• [Work to be completed]: Without the pictures, output the records below word for word.

[Data items]

┌────────

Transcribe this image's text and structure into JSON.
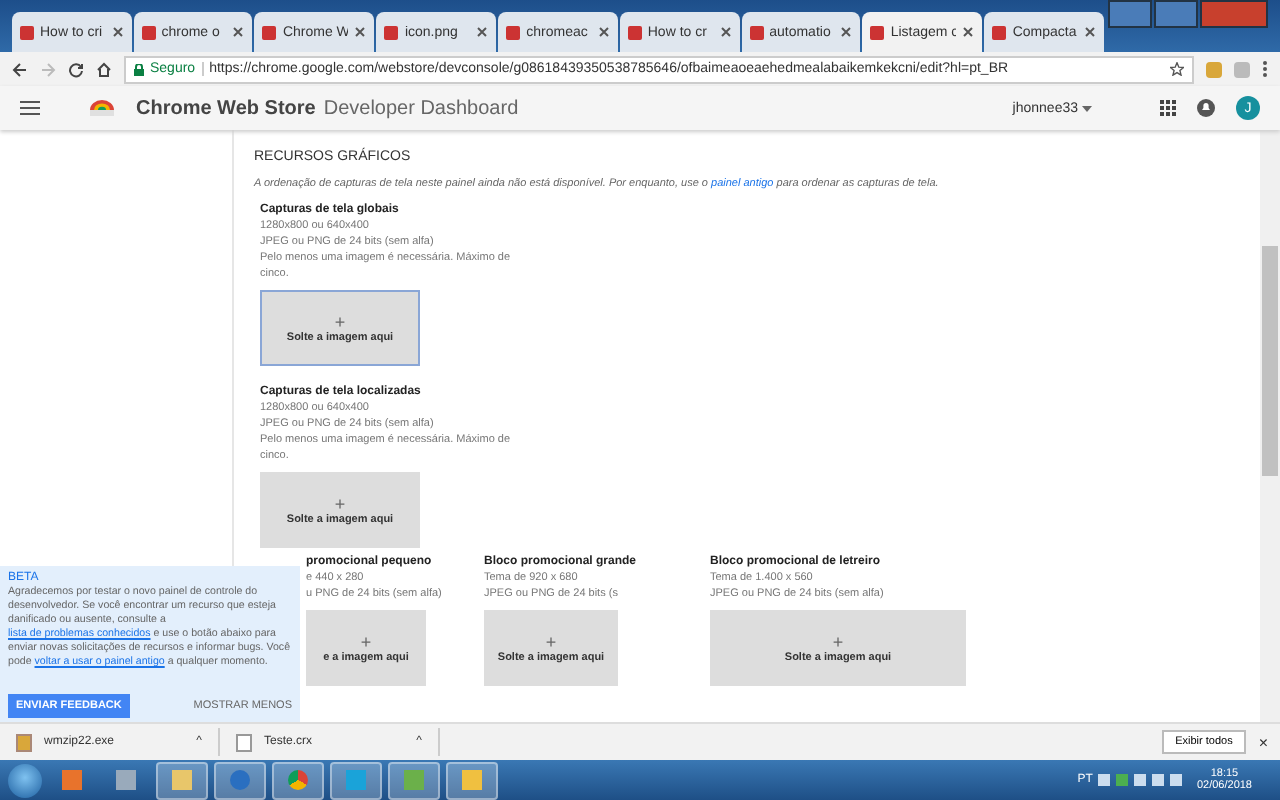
{
  "tabs": [
    {
      "label": "How to cri",
      "selected": false
    },
    {
      "label": "chrome o",
      "selected": false
    },
    {
      "label": "Chrome W",
      "selected": false
    },
    {
      "label": "icon.png",
      "selected": false
    },
    {
      "label": "chromeac",
      "selected": false
    },
    {
      "label": "How to cr",
      "selected": false
    },
    {
      "label": "automatio",
      "selected": false
    },
    {
      "label": "Listagem c",
      "selected": true
    },
    {
      "label": "Compacta",
      "selected": false
    }
  ],
  "address_bar": {
    "security": "Seguro",
    "url": "https://chrome.google.com/webstore/devconsole/g08618439350538785646/ofbaimeaoeaehedmealabaikemkekcni/edit?hl=pt_BR"
  },
  "header": {
    "title": "Chrome Web Store",
    "subtitle": "Developer Dashboard",
    "user": "jhonnee33",
    "avatar": "J"
  },
  "section": {
    "title": "RECURSOS GRÁFICOS",
    "note": [
      {
        "kind": "text",
        "text": "A ordenação de capturas de tela neste painel ainda não está disponível. Por enquanto, use o "
      },
      {
        "kind": "link",
        "text": "painel antigo"
      },
      {
        "kind": "text",
        "text": " para ordenar as capturas de tela."
      }
    ]
  },
  "screenshot_groups": [
    {
      "title": "Capturas de tela globais",
      "lines": [
        "1280x800 ou 640x400",
        "JPEG ou PNG de 24 bits (sem alfa)",
        "Pelo menos uma imagem é necessária. Máximo de cinco."
      ],
      "drop": {
        "plus": "+",
        "label": "Solte a imagem aqui",
        "selected": true
      }
    },
    {
      "title": "Capturas de tela localizadas",
      "lines": [
        "1280x800 ou 640x400",
        "JPEG ou PNG de 24 bits (sem alfa)",
        "Pelo menos uma imagem é necessária. Máximo de cinco."
      ],
      "drop": {
        "plus": "+",
        "label": "Solte a imagem aqui",
        "selected": false
      }
    }
  ],
  "promo_tiles": [
    {
      "title": "promocional pequeno",
      "lines": [
        "e 440 x 280",
        "u PNG de 24 bits (sem alfa)"
      ],
      "drop": {
        "plus": "+",
        "label": "e a imagem aqui"
      }
    },
    {
      "title": "Bloco promocional grande",
      "lines": [
        "Tema de 920 x 680",
        "JPEG ou PNG de 24 bits (s"
      ],
      "drop": {
        "plus": "+",
        "label": "Solte a imagem aqui"
      }
    },
    {
      "title": "Bloco promocional de letreiro",
      "lines": [
        "Tema de 1.400 x 560",
        "JPEG ou PNG de 24 bits (sem alfa)"
      ],
      "drop": {
        "plus": "+",
        "label": "Solte a imagem aqui"
      }
    }
  ],
  "beta": {
    "title": "BETA",
    "body": [
      {
        "kind": "text",
        "text": "Agradecemos por testar o novo painel de controle do desenvolvedor. Se você encontrar um recurso que esteja danificado ou ausente, consulte a "
      },
      {
        "kind": "link",
        "text": "lista de problemas conhecidos"
      },
      {
        "kind": "text",
        "text": " e use o botão abaixo para enviar novas solicitações de recursos e informar bugs. Você pode "
      },
      {
        "kind": "link",
        "text": "voltar a usar o painel antigo"
      },
      {
        "kind": "text",
        "text": " a qualquer momento."
      }
    ],
    "primary": "ENVIAR FEEDBACK",
    "secondary": "MOSTRAR MENOS"
  },
  "downloads": {
    "items": [
      {
        "name": "wmzip22.exe",
        "caret": "^"
      },
      {
        "name": "Teste.crx",
        "caret": "^"
      }
    ],
    "show_all": "Exibir todos",
    "close": "×"
  },
  "taskbar": {
    "language": "PT",
    "time": "18:15",
    "date": "02/06/2018"
  }
}
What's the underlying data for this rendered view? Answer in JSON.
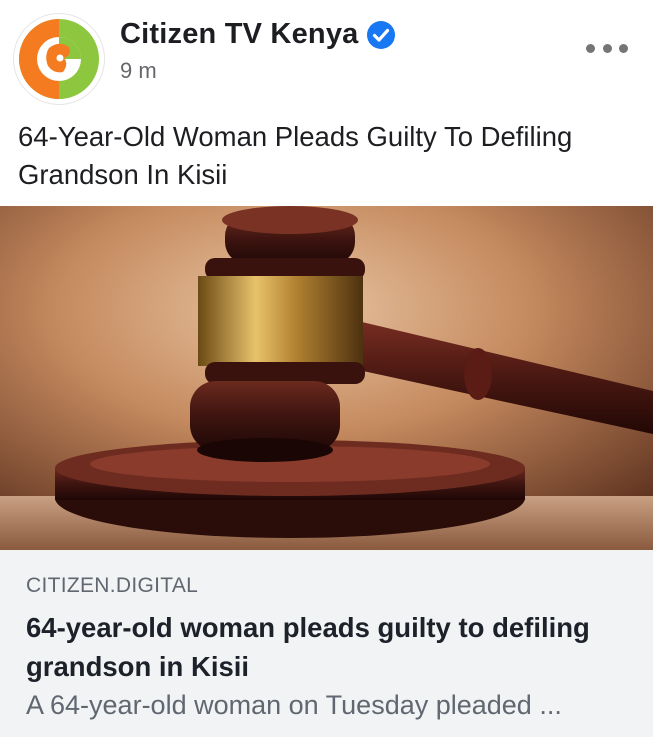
{
  "post": {
    "page_name": "Citizen TV Kenya",
    "timestamp": "9 m",
    "text": "64-Year-Old Woman Pleads Guilty To Defiling Grandson In Kisii",
    "avatar_icon": "citizen-tv-logo",
    "verified_icon": "verified-badge-icon",
    "more_icon": "more-options-icon",
    "image_icon": "gavel-image"
  },
  "link_preview": {
    "domain": "CITIZEN.DIGITAL",
    "title": "64-year-old woman pleads guilty to defiling grandson in Kisii",
    "description": "A 64-year-old woman on Tuesday pleaded ..."
  },
  "colors": {
    "verified_blue": "#1877f2",
    "logo_orange": "#f47b20",
    "logo_green": "#8dc63f",
    "preview_background": "#f2f3f5"
  }
}
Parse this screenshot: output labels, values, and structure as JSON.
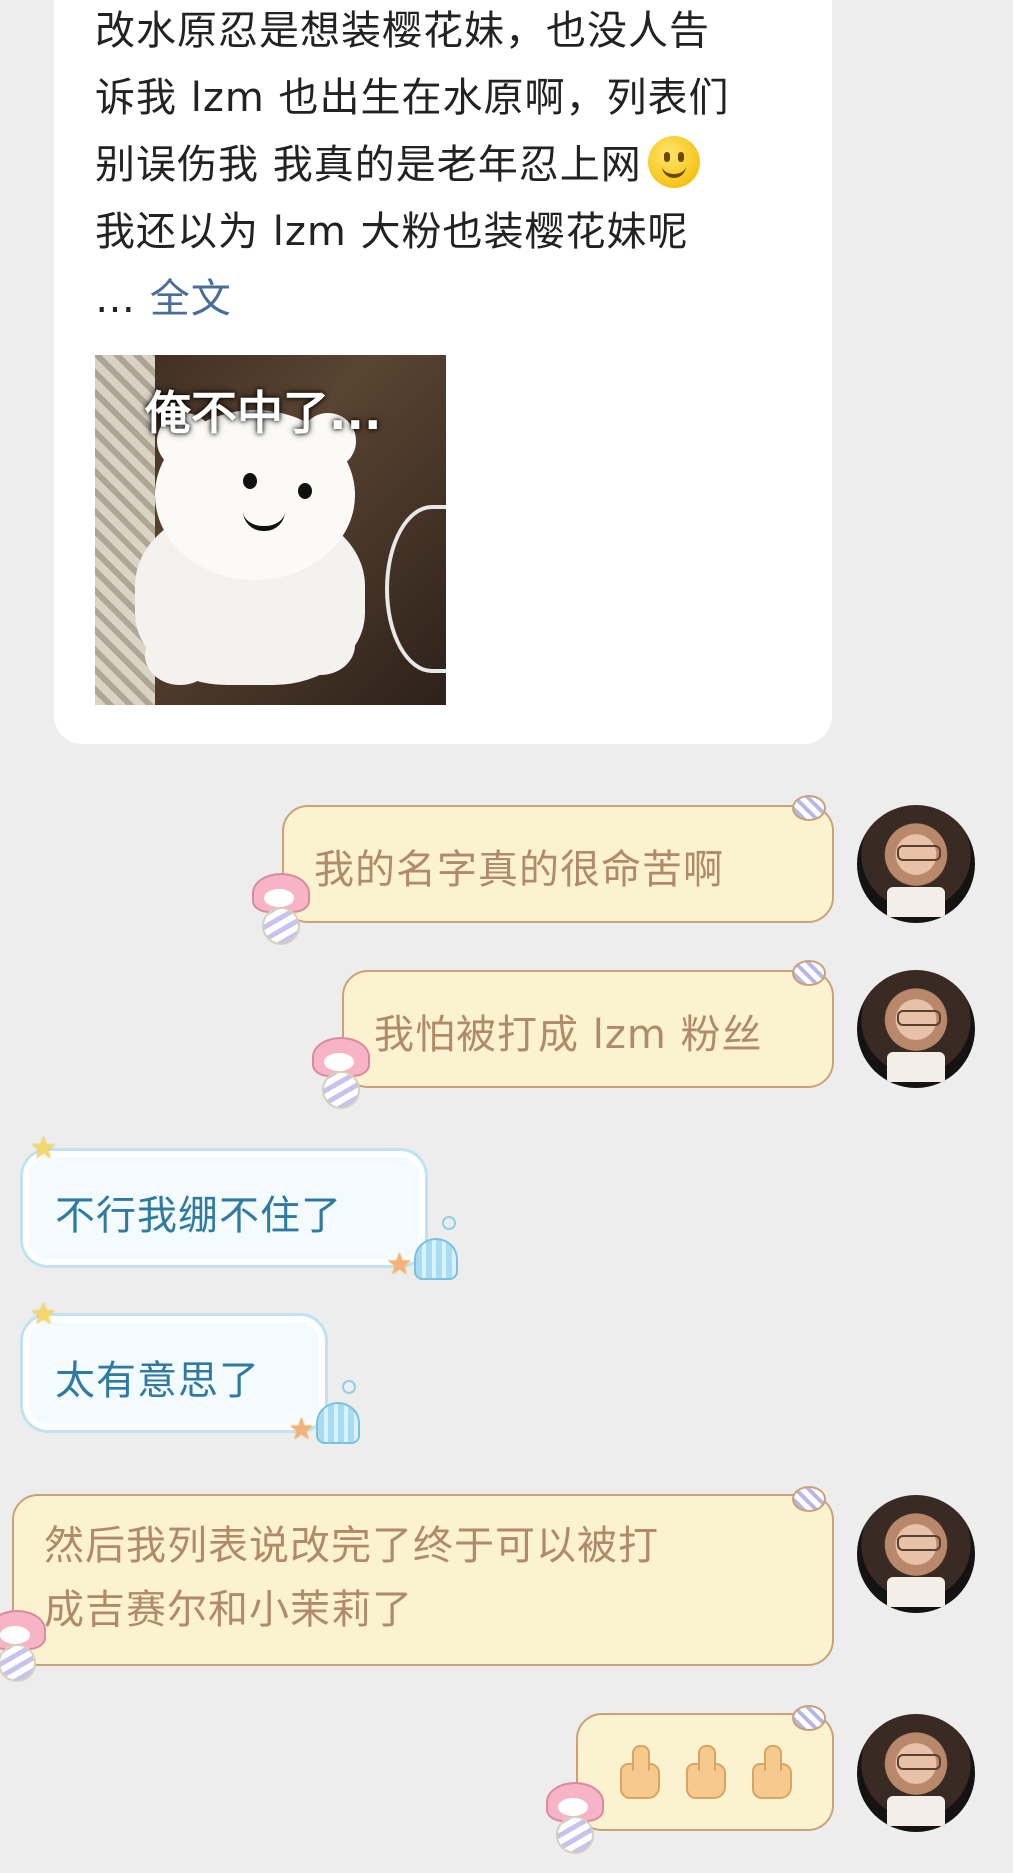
{
  "post": {
    "lines": [
      "改水原忍是想装樱花妹，也没人告",
      "诉我 lzm 也出生在水原啊，列表们",
      "别误伤我 我真的是老年忍上网",
      "我还以为 lzm 大粉也装樱花妹呢"
    ],
    "ellipsis": "…",
    "full_text_link": "全文",
    "image_caption": "俺不中了..."
  },
  "messages": [
    {
      "side": "right",
      "text": "我的名字真的很命苦啊"
    },
    {
      "side": "right",
      "text": "我怕被打成 lzm 粉丝"
    },
    {
      "side": "left",
      "text": "不行我绷不住了"
    },
    {
      "side": "left",
      "text": "太有意思了"
    },
    {
      "side": "right",
      "lines": [
        "然后我列表说改完了终于可以被打",
        "成吉赛尔和小茉莉了"
      ]
    },
    {
      "side": "right",
      "emoji": "thumbs-up",
      "count": 3
    }
  ]
}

└────────

• [Exercise result]:
Transcribe this image's text and structure into JSON.
{
  "tabs": [
    {
      "label": "How to cri",
      "selected": false
    },
    {
      "label": "chrome o",
      "selected": false
    },
    {
      "label": "Chrome W",
      "selected": false
    },
    {
      "label": "icon.png",
      "selected": false
    },
    {
      "label": "chromeac",
      "selected": false
    },
    {
      "label": "How to cr",
      "selected": false
    },
    {
      "label": "automatio",
      "selected": false
    },
    {
      "label": "Listagem c",
      "selected": true
    },
    {
      "label": "Compacta",
      "selected": false
    }
  ],
  "address_bar": {
    "security": "Seguro",
    "url": "https://chrome.google.com/webstore/devconsole/g08618439350538785646/ofbaimeaoeaehedmealabaikemkekcni/edit?hl=pt_BR"
  },
  "header": {
    "title": "Chrome Web Store",
    "subtitle": "Developer Dashboard",
    "user": "jhonnee33",
    "avatar": "J"
  },
  "section": {
    "title": "RECURSOS GRÁFICOS",
    "note": [
      {
        "kind": "text",
        "text": "A ordenação de capturas de tela neste painel ainda não está disponível. Por enquanto, use o "
      },
      {
        "kind": "link",
        "text": "painel antigo"
      },
      {
        "kind": "text",
        "text": " para ordenar as capturas de tela."
      }
    ]
  },
  "screenshot_groups": [
    {
      "title": "Capturas de tela globais",
      "lines": [
        "1280x800 ou 640x400",
        "JPEG ou PNG de 24 bits (sem alfa)",
        "Pelo menos uma imagem é necessária. Máximo de cinco."
      ],
      "drop": {
        "plus": "+",
        "label": "Solte a imagem aqui",
        "selected": true
      }
    },
    {
      "title": "Capturas de tela localizadas",
      "lines": [
        "1280x800 ou 640x400",
        "JPEG ou PNG de 24 bits (sem alfa)",
        "Pelo menos uma imagem é necessária. Máximo de cinco."
      ],
      "drop": {
        "plus": "+",
        "label": "Solte a imagem aqui",
        "selected": false
      }
    }
  ],
  "promo_tiles": [
    {
      "title": "promocional pequeno",
      "lines": [
        "e 440 x 280",
        "u PNG de 24 bits (sem alfa)"
      ],
      "drop": {
        "plus": "+",
        "label": "e a imagem aqui"
      }
    },
    {
      "title": "Bloco promocional grande",
      "lines": [
        "Tema de 920 x 680",
        "JPEG ou PNG de 24 bits (s"
      ],
      "drop": {
        "plus": "+",
        "label": "Solte a imagem aqui"
      }
    },
    {
      "title": "Bloco promocional de letreiro",
      "lines": [
        "Tema de 1.400 x 560",
        "JPEG ou PNG de 24 bits (sem alfa)"
      ],
      "drop": {
        "plus": "+",
        "label": "Solte a imagem aqui"
      }
    }
  ],
  "beta": {
    "title": "BETA",
    "body": [
      {
        "kind": "text",
        "text": "Agradecemos por testar o novo painel de controle do desenvolvedor. Se você encontrar um recurso que esteja danificado ou ausente, consulte a "
      },
      {
        "kind": "link",
        "text": "lista de problemas conhecidos"
      },
      {
        "kind": "text",
        "text": " e use o botão abaixo para enviar novas solicitações de recursos e informar bugs. Você pode "
      },
      {
        "kind": "link",
        "text": "voltar a usar o painel antigo"
      },
      {
        "kind": "text",
        "text": " a qualquer momento."
      }
    ],
    "primary": "ENVIAR FEEDBACK",
    "secondary": "MOSTRAR MENOS"
  },
  "downloads": {
    "items": [
      {
        "name": "wmzip22.exe",
        "caret": "^"
      },
      {
        "name": "Teste.crx",
        "caret": "^"
      }
    ],
    "show_all": "Exibir todos",
    "close": "×"
  },
  "taskbar": {
    "language": "PT",
    "time": "18:15",
    "date": "02/06/2018"
  }
}
What's the underlying data for this rendered view? Answer in JSON.
{
  "post": {
    "page_name": "Citizen TV Kenya",
    "timestamp": "9 m",
    "text": "64-Year-Old Woman Pleads Guilty To Defiling Grandson In Kisii",
    "avatar_icon": "citizen-tv-logo",
    "verified_icon": "verified-badge-icon",
    "more_icon": "more-options-icon",
    "image_icon": "gavel-image"
  },
  "link_preview": {
    "domain": "CITIZEN.DIGITAL",
    "title": "64-year-old woman pleads guilty to defiling grandson in Kisii",
    "description": "A 64-year-old woman on Tuesday pleaded ..."
  },
  "colors": {
    "verified_blue": "#1877f2",
    "logo_orange": "#f47b20",
    "logo_green": "#8dc63f",
    "preview_background": "#f2f3f5"
  }
}
Parse this screenshot: output labels, values, and structure as JSON.
{
  "post": {
    "lines": [
      "改水原忍是想装樱花妹，也没人告",
      "诉我 lzm 也出生在水原啊，列表们",
      "别误伤我 我真的是老年忍上网",
      "我还以为 lzm 大粉也装樱花妹呢"
    ],
    "ellipsis": "…",
    "full_text_link": "全文",
    "image_caption": "俺不中了..."
  },
  "messages": [
    {
      "side": "right",
      "text": "我的名字真的很命苦啊"
    },
    {
      "side": "right",
      "text": "我怕被打成 lzm 粉丝"
    },
    {
      "side": "left",
      "text": "不行我绷不住了"
    },
    {
      "side": "left",
      "text": "太有意思了"
    },
    {
      "side": "right",
      "lines": [
        "然后我列表说改完了终于可以被打",
        "成吉赛尔和小茉莉了"
      ]
    },
    {
      "side": "right",
      "emoji": "thumbs-up",
      "count": 3
    }
  ]
}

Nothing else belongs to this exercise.